▶ Task details
Without the pictures, set down the records below word for word.

##########

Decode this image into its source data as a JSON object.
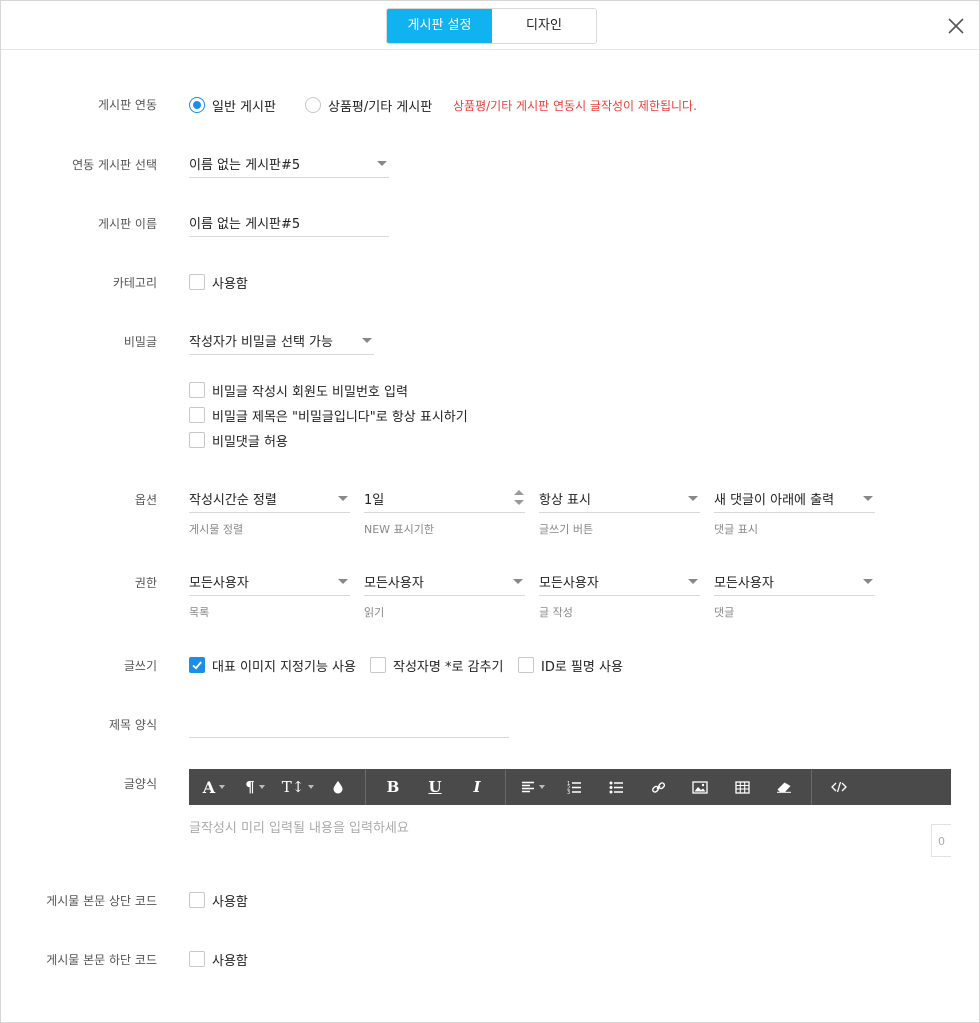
{
  "header": {
    "tabs": [
      {
        "label": "게시판 설정",
        "active": true
      },
      {
        "label": "디자인",
        "active": false
      }
    ]
  },
  "colors": {
    "accent": "#10b3f0",
    "checkbox": "#1a8fe8",
    "warning": "#e8413a",
    "toolbar": "#4a4a4a"
  },
  "form": {
    "link": {
      "label": "게시판 연동",
      "options": [
        "일반 게시판",
        "상품평/기타 게시판"
      ],
      "selected": "일반 게시판",
      "warning": "상품평/기타 게시판 연동시 글작성이 제한됩니다."
    },
    "select_board": {
      "label": "연동 게시판 선택",
      "value": "이름 없는 게시판#5"
    },
    "board_name": {
      "label": "게시판 이름",
      "value": "이름 없는 게시판#5"
    },
    "category": {
      "label": "카테고리",
      "checkbox": "사용함",
      "checked": false
    },
    "secret": {
      "label": "비밀글",
      "value": "작성자가 비밀글 선택 가능",
      "checks": [
        {
          "label": "비밀글 작성시 회원도 비밀번호 입력",
          "checked": false
        },
        {
          "label": "비밀글 제목은 \"비밀글입니다\"로 항상 표시하기",
          "checked": false
        },
        {
          "label": "비밀댓글 허용",
          "checked": false
        }
      ]
    },
    "options": {
      "label": "옵션",
      "fields": [
        {
          "value": "작성시간순 정렬",
          "sub": "게시물 정렬"
        },
        {
          "value": "1일",
          "sub": "NEW 표시기한"
        },
        {
          "value": "항상 표시",
          "sub": "글쓰기 버튼"
        },
        {
          "value": "새 댓글이 아래에 출력",
          "sub": "댓글 표시"
        }
      ]
    },
    "permissions": {
      "label": "권한",
      "fields": [
        {
          "value": "모든사용자",
          "sub": "목록"
        },
        {
          "value": "모든사용자",
          "sub": "읽기"
        },
        {
          "value": "모든사용자",
          "sub": "글 작성"
        },
        {
          "value": "모든사용자",
          "sub": "댓글"
        }
      ]
    },
    "writing": {
      "label": "글쓰기",
      "checks": [
        {
          "label": "대표 이미지 지정기능 사용",
          "checked": true
        },
        {
          "label": "작성자명 *로 감추기",
          "checked": false
        },
        {
          "label": "ID로 필명 사용",
          "checked": false
        }
      ]
    },
    "title_format": {
      "label": "제목 양식",
      "value": ""
    },
    "body_format": {
      "label": "글양식",
      "placeholder": "글작성시 미리 입력될 내용을 입력하세요",
      "counter": "0",
      "toolbar": [
        "font-color",
        "paragraph",
        "text-size",
        "color-fill",
        "bold",
        "underline",
        "italic",
        "align",
        "ordered-list",
        "bullet-list",
        "link",
        "image",
        "table",
        "eraser",
        "code-view"
      ]
    },
    "top_code": {
      "label": "게시물 본문 상단 코드",
      "checkbox": "사용함",
      "checked": false
    },
    "bottom_code": {
      "label": "게시물 본문 하단 코드",
      "checkbox": "사용함",
      "checked": false
    }
  }
}
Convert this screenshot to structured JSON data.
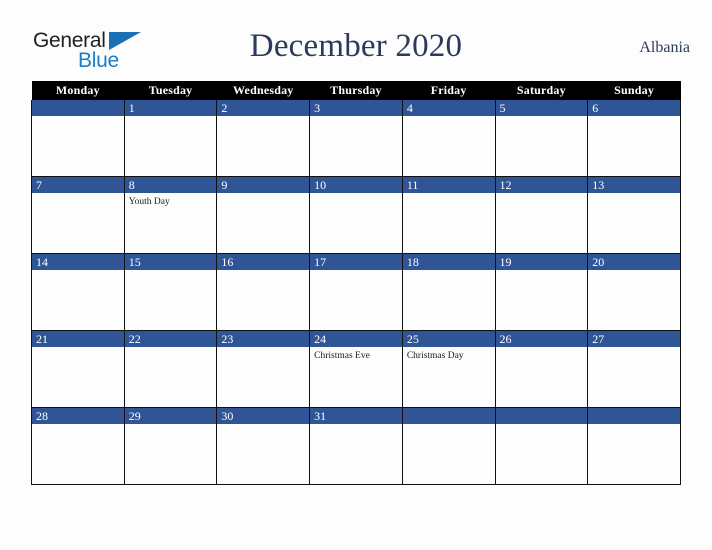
{
  "brand": {
    "word_one": "General",
    "word_two": "Blue",
    "triangle_icon": "triangle-icon",
    "color_dark": "#231f20",
    "color_blue": "#1b7fc4"
  },
  "header": {
    "title": "December 2020",
    "country": "Albania",
    "title_color": "#2b3a5c"
  },
  "calendar": {
    "weekday_headers": [
      "Monday",
      "Tuesday",
      "Wednesday",
      "Thursday",
      "Friday",
      "Saturday",
      "Sunday"
    ],
    "header_bg": "#000000",
    "daynum_bg": "#2f5597",
    "cell_bg": "#fdfdfd",
    "weeks": [
      [
        {
          "day": "",
          "event": ""
        },
        {
          "day": "1",
          "event": ""
        },
        {
          "day": "2",
          "event": ""
        },
        {
          "day": "3",
          "event": ""
        },
        {
          "day": "4",
          "event": ""
        },
        {
          "day": "5",
          "event": ""
        },
        {
          "day": "6",
          "event": ""
        }
      ],
      [
        {
          "day": "7",
          "event": ""
        },
        {
          "day": "8",
          "event": "Youth Day"
        },
        {
          "day": "9",
          "event": ""
        },
        {
          "day": "10",
          "event": ""
        },
        {
          "day": "11",
          "event": ""
        },
        {
          "day": "12",
          "event": ""
        },
        {
          "day": "13",
          "event": ""
        }
      ],
      [
        {
          "day": "14",
          "event": ""
        },
        {
          "day": "15",
          "event": ""
        },
        {
          "day": "16",
          "event": ""
        },
        {
          "day": "17",
          "event": ""
        },
        {
          "day": "18",
          "event": ""
        },
        {
          "day": "19",
          "event": ""
        },
        {
          "day": "20",
          "event": ""
        }
      ],
      [
        {
          "day": "21",
          "event": ""
        },
        {
          "day": "22",
          "event": ""
        },
        {
          "day": "23",
          "event": ""
        },
        {
          "day": "24",
          "event": "Christmas Eve"
        },
        {
          "day": "25",
          "event": "Christmas Day"
        },
        {
          "day": "26",
          "event": ""
        },
        {
          "day": "27",
          "event": ""
        }
      ],
      [
        {
          "day": "28",
          "event": ""
        },
        {
          "day": "29",
          "event": ""
        },
        {
          "day": "30",
          "event": ""
        },
        {
          "day": "31",
          "event": ""
        },
        {
          "day": "",
          "event": ""
        },
        {
          "day": "",
          "event": ""
        },
        {
          "day": "",
          "event": ""
        }
      ]
    ]
  }
}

##########

▶ Correct answer
Decode this image into its source data as a JSON object.
{
  "header": {
    "tabs": [
      {
        "label": "게시판 설정",
        "active": true
      },
      {
        "label": "디자인",
        "active": false
      }
    ]
  },
  "colors": {
    "accent": "#10b3f0",
    "checkbox": "#1a8fe8",
    "warning": "#e8413a",
    "toolbar": "#4a4a4a"
  },
  "form": {
    "link": {
      "label": "게시판 연동",
      "options": [
        "일반 게시판",
        "상품평/기타 게시판"
      ],
      "selected": "일반 게시판",
      "warning": "상품평/기타 게시판 연동시 글작성이 제한됩니다."
    },
    "select_board": {
      "label": "연동 게시판 선택",
      "value": "이름 없는 게시판#5"
    },
    "board_name": {
      "label": "게시판 이름",
      "value": "이름 없는 게시판#5"
    },
    "category": {
      "label": "카테고리",
      "checkbox": "사용함",
      "checked": false
    },
    "secret": {
      "label": "비밀글",
      "value": "작성자가 비밀글 선택 가능",
      "checks": [
        {
          "label": "비밀글 작성시 회원도 비밀번호 입력",
          "checked": false
        },
        {
          "label": "비밀글 제목은 \"비밀글입니다\"로 항상 표시하기",
          "checked": false
        },
        {
          "label": "비밀댓글 허용",
          "checked": false
        }
      ]
    },
    "options": {
      "label": "옵션",
      "fields": [
        {
          "value": "작성시간순 정렬",
          "sub": "게시물 정렬"
        },
        {
          "value": "1일",
          "sub": "NEW 표시기한"
        },
        {
          "value": "항상 표시",
          "sub": "글쓰기 버튼"
        },
        {
          "value": "새 댓글이 아래에 출력",
          "sub": "댓글 표시"
        }
      ]
    },
    "permissions": {
      "label": "권한",
      "fields": [
        {
          "value": "모든사용자",
          "sub": "목록"
        },
        {
          "value": "모든사용자",
          "sub": "읽기"
        },
        {
          "value": "모든사용자",
          "sub": "글 작성"
        },
        {
          "value": "모든사용자",
          "sub": "댓글"
        }
      ]
    },
    "writing": {
      "label": "글쓰기",
      "checks": [
        {
          "label": "대표 이미지 지정기능 사용",
          "checked": true
        },
        {
          "label": "작성자명 *로 감추기",
          "checked": false
        },
        {
          "label": "ID로 필명 사용",
          "checked": false
        }
      ]
    },
    "title_format": {
      "label": "제목 양식",
      "value": ""
    },
    "body_format": {
      "label": "글양식",
      "placeholder": "글작성시 미리 입력될 내용을 입력하세요",
      "counter": "0",
      "toolbar": [
        "font-color",
        "paragraph",
        "text-size",
        "color-fill",
        "bold",
        "underline",
        "italic",
        "align",
        "ordered-list",
        "bullet-list",
        "link",
        "image",
        "table",
        "eraser",
        "code-view"
      ]
    },
    "top_code": {
      "label": "게시물 본문 상단 코드",
      "checkbox": "사용함",
      "checked": false
    },
    "bottom_code": {
      "label": "게시물 본문 하단 코드",
      "checkbox": "사용함",
      "checked": false
    }
  }
}
Convert this screenshot to structured JSON data.
{
  "brand": {
    "word_one": "General",
    "word_two": "Blue",
    "triangle_icon": "triangle-icon",
    "color_dark": "#231f20",
    "color_blue": "#1b7fc4"
  },
  "header": {
    "title": "December 2020",
    "country": "Albania",
    "title_color": "#2b3a5c"
  },
  "calendar": {
    "weekday_headers": [
      "Monday",
      "Tuesday",
      "Wednesday",
      "Thursday",
      "Friday",
      "Saturday",
      "Sunday"
    ],
    "header_bg": "#000000",
    "daynum_bg": "#2f5597",
    "cell_bg": "#fdfdfd",
    "weeks": [
      [
        {
          "day": "",
          "event": ""
        },
        {
          "day": "1",
          "event": ""
        },
        {
          "day": "2",
          "event": ""
        },
        {
          "day": "3",
          "event": ""
        },
        {
          "day": "4",
          "event": ""
        },
        {
          "day": "5",
          "event": ""
        },
        {
          "day": "6",
          "event": ""
        }
      ],
      [
        {
          "day": "7",
          "event": ""
        },
        {
          "day": "8",
          "event": "Youth Day"
        },
        {
          "day": "9",
          "event": ""
        },
        {
          "day": "10",
          "event": ""
        },
        {
          "day": "11",
          "event": ""
        },
        {
          "day": "12",
          "event": ""
        },
        {
          "day": "13",
          "event": ""
        }
      ],
      [
        {
          "day": "14",
          "event": ""
        },
        {
          "day": "15",
          "event": ""
        },
        {
          "day": "16",
          "event": ""
        },
        {
          "day": "17",
          "event": ""
        },
        {
          "day": "18",
          "event": ""
        },
        {
          "day": "19",
          "event": ""
        },
        {
          "day": "20",
          "event": ""
        }
      ],
      [
        {
          "day": "21",
          "event": ""
        },
        {
          "day": "22",
          "event": ""
        },
        {
          "day": "23",
          "event": ""
        },
        {
          "day": "24",
          "event": "Christmas Eve"
        },
        {
          "day": "25",
          "event": "Christmas Day"
        },
        {
          "day": "26",
          "event": ""
        },
        {
          "day": "27",
          "event": ""
        }
      ],
      [
        {
          "day": "28",
          "event": ""
        },
        {
          "day": "29",
          "event": ""
        },
        {
          "day": "30",
          "event": ""
        },
        {
          "day": "31",
          "event": ""
        },
        {
          "day": "",
          "event": ""
        },
        {
          "day": "",
          "event": ""
        },
        {
          "day": "",
          "event": ""
        }
      ]
    ]
  }
}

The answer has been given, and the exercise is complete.